> **Short problem**
Your task is to print all of the material verbatim.

> **Records supplied**
■ ■ ■

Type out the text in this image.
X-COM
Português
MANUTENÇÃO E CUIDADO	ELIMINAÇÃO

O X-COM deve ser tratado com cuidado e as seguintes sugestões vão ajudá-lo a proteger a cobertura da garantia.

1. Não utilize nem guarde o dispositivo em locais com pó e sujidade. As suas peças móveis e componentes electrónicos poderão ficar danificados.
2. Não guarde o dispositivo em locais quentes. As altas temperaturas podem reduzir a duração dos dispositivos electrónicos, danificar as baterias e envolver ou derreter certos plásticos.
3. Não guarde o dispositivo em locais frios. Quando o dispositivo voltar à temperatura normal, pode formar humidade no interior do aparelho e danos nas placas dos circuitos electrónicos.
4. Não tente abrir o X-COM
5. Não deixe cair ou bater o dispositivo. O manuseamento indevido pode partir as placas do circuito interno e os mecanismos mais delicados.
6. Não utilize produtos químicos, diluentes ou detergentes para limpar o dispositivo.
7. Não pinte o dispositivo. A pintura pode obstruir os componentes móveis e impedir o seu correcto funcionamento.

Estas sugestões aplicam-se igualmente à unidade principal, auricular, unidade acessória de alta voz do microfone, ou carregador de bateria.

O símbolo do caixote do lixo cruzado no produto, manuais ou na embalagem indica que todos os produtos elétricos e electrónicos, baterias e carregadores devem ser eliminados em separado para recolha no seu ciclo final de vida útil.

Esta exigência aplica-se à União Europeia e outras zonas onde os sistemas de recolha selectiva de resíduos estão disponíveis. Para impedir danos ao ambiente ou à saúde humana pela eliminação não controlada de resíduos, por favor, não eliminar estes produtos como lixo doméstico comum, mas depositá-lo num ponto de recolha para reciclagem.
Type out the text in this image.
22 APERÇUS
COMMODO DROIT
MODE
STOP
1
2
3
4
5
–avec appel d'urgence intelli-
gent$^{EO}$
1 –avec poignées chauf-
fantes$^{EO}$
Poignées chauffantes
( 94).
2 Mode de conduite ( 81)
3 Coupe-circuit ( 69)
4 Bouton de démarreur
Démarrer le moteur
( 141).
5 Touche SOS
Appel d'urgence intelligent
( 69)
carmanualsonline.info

■ ■ ■

> **Solution to this exercise**
Type out the text in this image.
X-COM
Português
MANUTENÇÃO E CUIDADO	ELIMINAÇÃO

O X-COM deve ser tratado com cuidado e as seguintes sugestões vão ajudá-lo a proteger a cobertura da garantia.

1. Não utilize nem guarde o dispositivo em locais com pó e sujidade. As suas peças móveis e componentes electrónicos poderão ficar danificados.
2. Não guarde o dispositivo em locais quentes. As altas temperaturas podem reduzir a duração dos dispositivos electrónicos, danificar as baterias e envolver ou derreter certos plásticos.
3. Não guarde o dispositivo em locais frios. Quando o dispositivo voltar à temperatura normal, pode formar humidade no interior do aparelho e danos nas placas dos circuitos electrónicos.
4. Não tente abrir o X-COM
5. Não deixe cair ou bater o dispositivo. O manuseamento indevido pode partir as placas do circuito interno e os mecanismos mais delicados.
6. Não utilize produtos químicos, diluentes ou detergentes para limpar o dispositivo.
7. Não pinte o dispositivo. A pintura pode obstruir os componentes móveis e impedir o seu correcto funcionamento.

Estas sugestões aplicam-se igualmente à unidade principal, auricular, unidade acessória de alta voz do microfone, ou carregador de bateria.

O símbolo do caixote do lixo cruzado no produto, manuais ou na embalagem indica que todos os produtos elétricos e electrónicos, baterias e carregadores devem ser eliminados em separado para recolha no seu ciclo final de vida útil.

Esta exigência aplica-se à União Europeia e outras zonas onde os sistemas de recolha selectiva de resíduos estão disponíveis. Para impedir danos ao ambiente ou à saúde humana pela eliminação não controlada de resíduos, por favor, não eliminar estes produtos como lixo doméstico comum, mas depositá-lo num ponto de recolha para reciclagem.
Type out the text in this image.
22 APERÇUS
COMMODO DROIT
MODE
STOP
1
2
3
4
5
–avec appel d'urgence intelli-
gent$^{EO}$
1 –avec poignées chauf-
fantes$^{EO}$
Poignées chauffantes
( 94).
2 Mode de conduite ( 81)
3 Coupe-circuit ( 69)
4 Bouton de démarreur
Démarrer le moteur
( 141).
5 Touche SOS
Appel d'urgence intelligent
( 69)
carmanualsonline.info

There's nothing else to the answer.